*SHORT TASK*.
Go through the entries below and collect each line with the string "operators" in it.

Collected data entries
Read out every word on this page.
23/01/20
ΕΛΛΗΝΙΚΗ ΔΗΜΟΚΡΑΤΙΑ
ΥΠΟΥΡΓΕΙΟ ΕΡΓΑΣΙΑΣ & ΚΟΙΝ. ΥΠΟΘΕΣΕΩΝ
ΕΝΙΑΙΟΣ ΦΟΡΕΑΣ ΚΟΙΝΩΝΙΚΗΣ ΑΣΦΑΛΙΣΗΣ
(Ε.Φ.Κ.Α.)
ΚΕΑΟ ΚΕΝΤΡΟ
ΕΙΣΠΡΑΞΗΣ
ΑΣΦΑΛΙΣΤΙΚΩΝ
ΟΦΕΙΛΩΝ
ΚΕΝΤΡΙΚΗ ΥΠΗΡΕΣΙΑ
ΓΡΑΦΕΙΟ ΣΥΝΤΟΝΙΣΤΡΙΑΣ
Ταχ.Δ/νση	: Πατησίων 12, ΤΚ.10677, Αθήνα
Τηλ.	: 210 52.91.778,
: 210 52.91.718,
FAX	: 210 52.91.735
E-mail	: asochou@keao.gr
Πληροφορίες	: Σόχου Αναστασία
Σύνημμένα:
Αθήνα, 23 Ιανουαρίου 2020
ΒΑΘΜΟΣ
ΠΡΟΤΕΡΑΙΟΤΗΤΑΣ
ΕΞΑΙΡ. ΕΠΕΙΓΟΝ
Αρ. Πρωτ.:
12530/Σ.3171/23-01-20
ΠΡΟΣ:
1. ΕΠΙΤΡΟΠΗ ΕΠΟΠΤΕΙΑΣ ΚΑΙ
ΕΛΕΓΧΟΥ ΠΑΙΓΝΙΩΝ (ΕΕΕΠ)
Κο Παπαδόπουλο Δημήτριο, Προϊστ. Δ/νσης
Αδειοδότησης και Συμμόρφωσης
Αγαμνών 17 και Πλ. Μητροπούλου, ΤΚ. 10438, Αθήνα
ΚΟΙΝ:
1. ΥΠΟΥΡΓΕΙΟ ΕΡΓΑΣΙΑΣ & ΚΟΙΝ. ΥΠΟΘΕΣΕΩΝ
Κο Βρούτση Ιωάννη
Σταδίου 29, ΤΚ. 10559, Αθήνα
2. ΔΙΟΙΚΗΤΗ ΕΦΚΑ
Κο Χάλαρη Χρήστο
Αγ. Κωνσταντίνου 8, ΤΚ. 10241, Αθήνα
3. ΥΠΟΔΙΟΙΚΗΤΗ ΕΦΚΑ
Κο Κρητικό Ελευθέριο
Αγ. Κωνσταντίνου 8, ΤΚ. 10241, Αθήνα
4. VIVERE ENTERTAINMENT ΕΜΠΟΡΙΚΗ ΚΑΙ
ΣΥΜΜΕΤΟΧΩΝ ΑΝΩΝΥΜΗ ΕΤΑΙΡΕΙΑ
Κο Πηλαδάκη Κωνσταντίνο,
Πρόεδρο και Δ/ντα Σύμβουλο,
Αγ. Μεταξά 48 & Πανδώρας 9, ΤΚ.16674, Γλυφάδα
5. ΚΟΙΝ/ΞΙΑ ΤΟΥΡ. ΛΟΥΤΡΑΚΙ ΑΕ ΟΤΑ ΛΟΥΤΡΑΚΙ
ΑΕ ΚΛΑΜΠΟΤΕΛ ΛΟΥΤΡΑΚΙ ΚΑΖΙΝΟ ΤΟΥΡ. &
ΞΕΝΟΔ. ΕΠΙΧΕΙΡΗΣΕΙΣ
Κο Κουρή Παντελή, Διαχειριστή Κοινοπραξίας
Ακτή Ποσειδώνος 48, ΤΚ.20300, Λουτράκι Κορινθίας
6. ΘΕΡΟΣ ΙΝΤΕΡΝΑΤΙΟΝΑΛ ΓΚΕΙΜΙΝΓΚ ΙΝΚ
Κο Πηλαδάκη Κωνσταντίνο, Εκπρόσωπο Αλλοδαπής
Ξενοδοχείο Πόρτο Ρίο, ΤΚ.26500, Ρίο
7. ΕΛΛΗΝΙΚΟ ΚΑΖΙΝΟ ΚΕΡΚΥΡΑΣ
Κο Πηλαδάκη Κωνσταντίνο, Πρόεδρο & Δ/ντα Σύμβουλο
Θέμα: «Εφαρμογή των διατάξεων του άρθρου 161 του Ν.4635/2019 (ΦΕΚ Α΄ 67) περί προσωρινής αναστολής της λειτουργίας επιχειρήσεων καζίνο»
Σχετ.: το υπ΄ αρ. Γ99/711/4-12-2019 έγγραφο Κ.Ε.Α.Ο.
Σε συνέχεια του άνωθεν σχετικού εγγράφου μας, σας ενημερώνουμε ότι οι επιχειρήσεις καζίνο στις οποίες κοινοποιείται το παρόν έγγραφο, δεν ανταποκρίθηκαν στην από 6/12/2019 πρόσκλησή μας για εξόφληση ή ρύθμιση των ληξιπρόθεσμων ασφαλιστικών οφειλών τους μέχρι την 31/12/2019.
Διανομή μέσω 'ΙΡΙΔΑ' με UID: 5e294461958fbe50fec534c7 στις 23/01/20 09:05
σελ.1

--

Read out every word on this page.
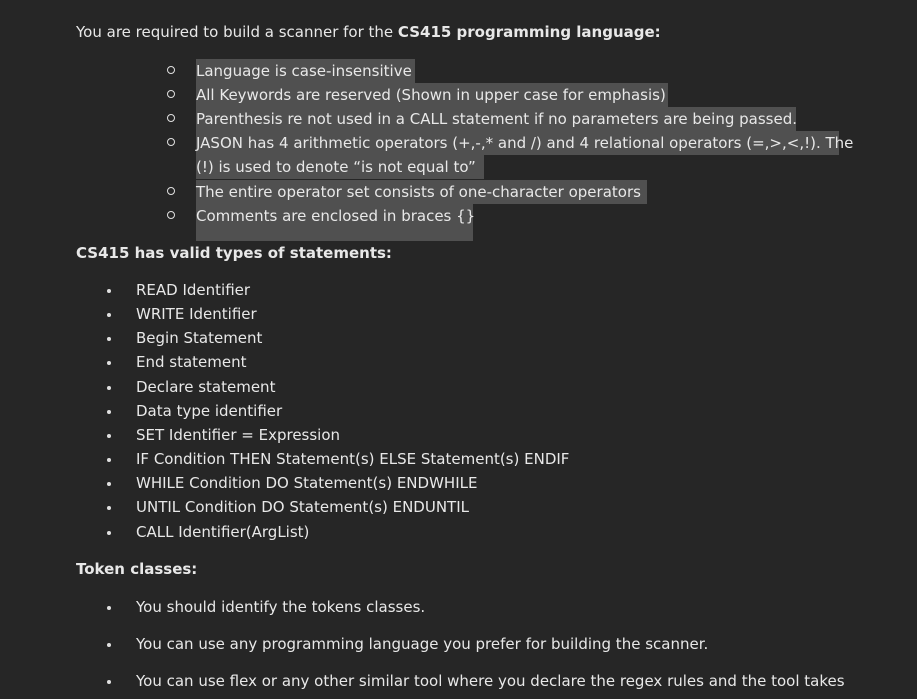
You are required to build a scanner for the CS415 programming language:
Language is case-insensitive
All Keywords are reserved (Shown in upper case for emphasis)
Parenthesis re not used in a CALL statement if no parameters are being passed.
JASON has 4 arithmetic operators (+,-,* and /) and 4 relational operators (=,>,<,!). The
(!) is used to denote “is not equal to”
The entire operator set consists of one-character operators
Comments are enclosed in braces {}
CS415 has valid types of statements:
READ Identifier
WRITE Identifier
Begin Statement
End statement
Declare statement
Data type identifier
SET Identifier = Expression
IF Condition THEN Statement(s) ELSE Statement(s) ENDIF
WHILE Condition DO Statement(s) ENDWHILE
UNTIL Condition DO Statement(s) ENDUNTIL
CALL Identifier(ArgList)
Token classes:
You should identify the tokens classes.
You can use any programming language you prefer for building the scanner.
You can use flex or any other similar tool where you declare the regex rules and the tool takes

*ANSWER TO THE TASK*.
JASON has 4 arithmetic operators (+,-,* and /) and 4 relational operators (=,>,<,!). The
The entire operator set consists of one-character operators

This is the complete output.